To be done: Scan the following material for the string "badge" and copy each line in which it appears.

[Excerpt from a dataset]
————

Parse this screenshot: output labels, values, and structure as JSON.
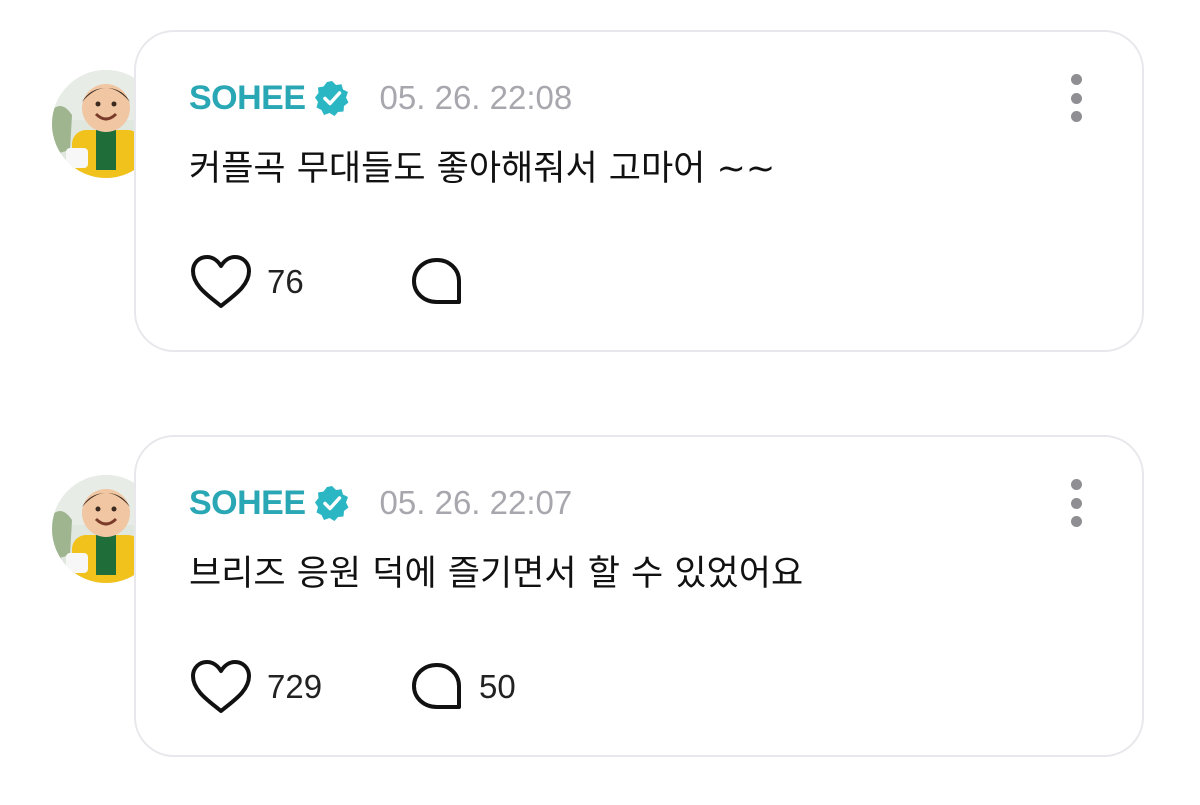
{
  "posts": [
    {
      "author": "SOHEE",
      "timestamp": "05. 26. 22:08",
      "text": "커플곡 무대들도 좋아해줘서 고마어 ~~",
      "likes": "76",
      "comments": ""
    },
    {
      "author": "SOHEE",
      "timestamp": "05. 26. 22:07",
      "text": "브리즈 응원 덕에 즐기면서 할 수 있었어요",
      "likes": "729",
      "comments": "50"
    }
  ],
  "icons": {
    "verified": "verified-badge-icon",
    "more": "more-vertical-icon",
    "like": "heart-outline-icon",
    "comment": "speech-bubble-icon"
  },
  "colors": {
    "author": "#2aa7b4",
    "timestamp": "#a7a7ad",
    "card_border": "#e8e8ec",
    "badge": "#2bb6c4"
  }
}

————

Answer in full:
    "verified": "verified-badge-icon",
    "badge": "#2bb6c4"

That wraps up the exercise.